⟨

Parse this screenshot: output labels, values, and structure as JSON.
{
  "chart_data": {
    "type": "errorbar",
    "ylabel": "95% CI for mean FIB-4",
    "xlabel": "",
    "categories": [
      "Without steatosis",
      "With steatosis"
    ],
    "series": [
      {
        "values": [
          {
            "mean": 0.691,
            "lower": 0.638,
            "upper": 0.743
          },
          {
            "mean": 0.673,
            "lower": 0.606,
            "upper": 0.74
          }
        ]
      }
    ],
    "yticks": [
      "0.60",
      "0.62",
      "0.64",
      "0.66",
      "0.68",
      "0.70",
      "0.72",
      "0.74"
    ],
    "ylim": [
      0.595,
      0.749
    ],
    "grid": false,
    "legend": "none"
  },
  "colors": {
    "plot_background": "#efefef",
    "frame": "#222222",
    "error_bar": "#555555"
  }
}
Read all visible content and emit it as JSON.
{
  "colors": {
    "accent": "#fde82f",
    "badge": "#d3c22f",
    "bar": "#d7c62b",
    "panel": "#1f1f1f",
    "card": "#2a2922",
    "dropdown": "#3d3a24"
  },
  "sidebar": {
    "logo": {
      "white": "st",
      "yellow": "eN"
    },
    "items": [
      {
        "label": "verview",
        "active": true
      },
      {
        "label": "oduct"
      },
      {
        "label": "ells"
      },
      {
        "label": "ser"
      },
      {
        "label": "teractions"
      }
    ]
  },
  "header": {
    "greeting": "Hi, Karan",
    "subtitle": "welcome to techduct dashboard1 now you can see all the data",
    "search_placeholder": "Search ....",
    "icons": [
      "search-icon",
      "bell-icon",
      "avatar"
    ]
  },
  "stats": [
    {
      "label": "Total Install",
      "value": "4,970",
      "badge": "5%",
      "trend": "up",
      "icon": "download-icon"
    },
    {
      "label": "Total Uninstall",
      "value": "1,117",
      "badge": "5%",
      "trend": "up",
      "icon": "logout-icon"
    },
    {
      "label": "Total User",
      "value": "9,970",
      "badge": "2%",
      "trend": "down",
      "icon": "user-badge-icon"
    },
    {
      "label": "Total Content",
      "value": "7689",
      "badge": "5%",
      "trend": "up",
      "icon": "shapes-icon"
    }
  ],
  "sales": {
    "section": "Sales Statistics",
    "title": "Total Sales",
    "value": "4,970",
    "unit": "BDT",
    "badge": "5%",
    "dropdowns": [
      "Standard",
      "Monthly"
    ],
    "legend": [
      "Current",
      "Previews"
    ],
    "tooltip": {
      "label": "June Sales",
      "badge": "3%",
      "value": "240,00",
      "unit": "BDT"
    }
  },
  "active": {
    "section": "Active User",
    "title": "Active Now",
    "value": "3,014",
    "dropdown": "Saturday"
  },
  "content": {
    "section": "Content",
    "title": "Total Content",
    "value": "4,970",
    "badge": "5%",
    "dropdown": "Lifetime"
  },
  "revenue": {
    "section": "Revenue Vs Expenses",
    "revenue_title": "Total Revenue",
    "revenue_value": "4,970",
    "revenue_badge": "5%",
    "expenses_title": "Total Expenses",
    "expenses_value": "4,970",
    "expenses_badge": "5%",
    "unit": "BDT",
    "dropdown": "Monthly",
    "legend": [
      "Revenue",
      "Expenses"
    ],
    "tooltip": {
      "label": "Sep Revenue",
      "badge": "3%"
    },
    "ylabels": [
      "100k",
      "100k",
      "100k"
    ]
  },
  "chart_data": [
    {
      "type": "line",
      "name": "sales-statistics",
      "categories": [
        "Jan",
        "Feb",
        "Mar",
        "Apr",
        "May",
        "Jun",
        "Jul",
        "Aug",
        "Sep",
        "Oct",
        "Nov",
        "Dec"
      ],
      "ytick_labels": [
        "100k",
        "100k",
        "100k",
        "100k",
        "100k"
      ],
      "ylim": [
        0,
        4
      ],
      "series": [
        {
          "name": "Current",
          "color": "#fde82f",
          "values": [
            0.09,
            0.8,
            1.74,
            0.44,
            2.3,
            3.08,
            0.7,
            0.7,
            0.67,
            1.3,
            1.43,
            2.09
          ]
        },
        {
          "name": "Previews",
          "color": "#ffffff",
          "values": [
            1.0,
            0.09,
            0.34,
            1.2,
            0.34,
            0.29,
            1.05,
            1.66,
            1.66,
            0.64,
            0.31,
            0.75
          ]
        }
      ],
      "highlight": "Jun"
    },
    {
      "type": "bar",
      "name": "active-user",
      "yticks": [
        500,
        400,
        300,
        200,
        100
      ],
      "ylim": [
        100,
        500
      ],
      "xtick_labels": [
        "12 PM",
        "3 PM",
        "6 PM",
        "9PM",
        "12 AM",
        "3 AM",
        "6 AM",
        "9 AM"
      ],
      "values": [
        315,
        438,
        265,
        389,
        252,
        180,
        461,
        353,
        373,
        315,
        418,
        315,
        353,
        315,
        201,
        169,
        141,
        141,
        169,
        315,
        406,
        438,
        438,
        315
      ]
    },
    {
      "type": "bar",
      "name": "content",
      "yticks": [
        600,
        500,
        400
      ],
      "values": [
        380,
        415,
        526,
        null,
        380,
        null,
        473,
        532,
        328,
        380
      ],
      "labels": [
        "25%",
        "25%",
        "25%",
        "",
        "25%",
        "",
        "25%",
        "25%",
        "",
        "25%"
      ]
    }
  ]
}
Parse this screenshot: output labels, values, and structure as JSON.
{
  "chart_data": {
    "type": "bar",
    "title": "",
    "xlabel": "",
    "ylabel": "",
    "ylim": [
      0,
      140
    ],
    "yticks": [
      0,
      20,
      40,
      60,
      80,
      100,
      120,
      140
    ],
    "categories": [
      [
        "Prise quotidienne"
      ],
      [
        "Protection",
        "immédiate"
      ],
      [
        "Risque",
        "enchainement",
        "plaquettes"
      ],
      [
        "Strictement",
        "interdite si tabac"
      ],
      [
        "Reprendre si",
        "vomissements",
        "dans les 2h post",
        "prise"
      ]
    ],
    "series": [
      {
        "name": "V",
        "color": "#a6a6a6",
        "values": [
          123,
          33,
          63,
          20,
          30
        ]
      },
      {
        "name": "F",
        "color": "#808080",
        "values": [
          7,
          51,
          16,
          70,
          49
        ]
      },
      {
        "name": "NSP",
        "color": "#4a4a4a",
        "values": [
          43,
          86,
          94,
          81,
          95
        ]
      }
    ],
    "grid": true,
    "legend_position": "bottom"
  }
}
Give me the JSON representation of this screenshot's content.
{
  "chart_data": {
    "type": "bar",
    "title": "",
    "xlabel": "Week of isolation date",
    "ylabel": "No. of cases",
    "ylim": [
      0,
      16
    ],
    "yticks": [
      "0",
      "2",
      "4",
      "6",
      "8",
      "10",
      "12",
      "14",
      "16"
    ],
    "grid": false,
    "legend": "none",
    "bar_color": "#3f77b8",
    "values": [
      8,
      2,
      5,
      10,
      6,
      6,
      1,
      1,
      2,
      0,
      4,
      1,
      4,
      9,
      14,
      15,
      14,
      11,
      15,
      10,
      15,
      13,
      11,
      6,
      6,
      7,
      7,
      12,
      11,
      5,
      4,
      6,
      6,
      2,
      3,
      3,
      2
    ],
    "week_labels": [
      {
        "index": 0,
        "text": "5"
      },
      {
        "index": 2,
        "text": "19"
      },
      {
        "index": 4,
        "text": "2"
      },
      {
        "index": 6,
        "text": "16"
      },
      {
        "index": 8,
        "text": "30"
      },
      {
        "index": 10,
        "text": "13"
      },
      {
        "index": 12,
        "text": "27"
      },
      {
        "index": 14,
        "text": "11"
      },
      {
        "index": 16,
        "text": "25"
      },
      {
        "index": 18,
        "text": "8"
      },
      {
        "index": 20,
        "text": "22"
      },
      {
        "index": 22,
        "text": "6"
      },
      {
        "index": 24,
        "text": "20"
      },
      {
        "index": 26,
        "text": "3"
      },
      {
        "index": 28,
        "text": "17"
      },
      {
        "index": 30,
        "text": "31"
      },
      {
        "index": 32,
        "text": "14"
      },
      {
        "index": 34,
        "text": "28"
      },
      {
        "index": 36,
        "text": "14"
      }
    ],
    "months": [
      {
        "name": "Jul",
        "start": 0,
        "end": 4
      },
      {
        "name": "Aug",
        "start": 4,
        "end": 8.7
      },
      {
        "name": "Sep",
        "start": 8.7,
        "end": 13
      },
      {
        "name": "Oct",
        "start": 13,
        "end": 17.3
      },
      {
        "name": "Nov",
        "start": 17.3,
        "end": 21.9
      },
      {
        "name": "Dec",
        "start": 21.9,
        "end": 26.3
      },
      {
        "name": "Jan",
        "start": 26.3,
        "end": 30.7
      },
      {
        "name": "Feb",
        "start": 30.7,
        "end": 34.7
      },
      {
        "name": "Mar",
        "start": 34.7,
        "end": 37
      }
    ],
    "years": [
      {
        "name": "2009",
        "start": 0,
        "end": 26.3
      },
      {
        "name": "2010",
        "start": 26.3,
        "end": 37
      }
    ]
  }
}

⟩

• _PROBLEM DETAILS_
Using the entries above, tally how many lines have the word "Total" in them; write the number and nothing more.

• _FULL ANSWER_
8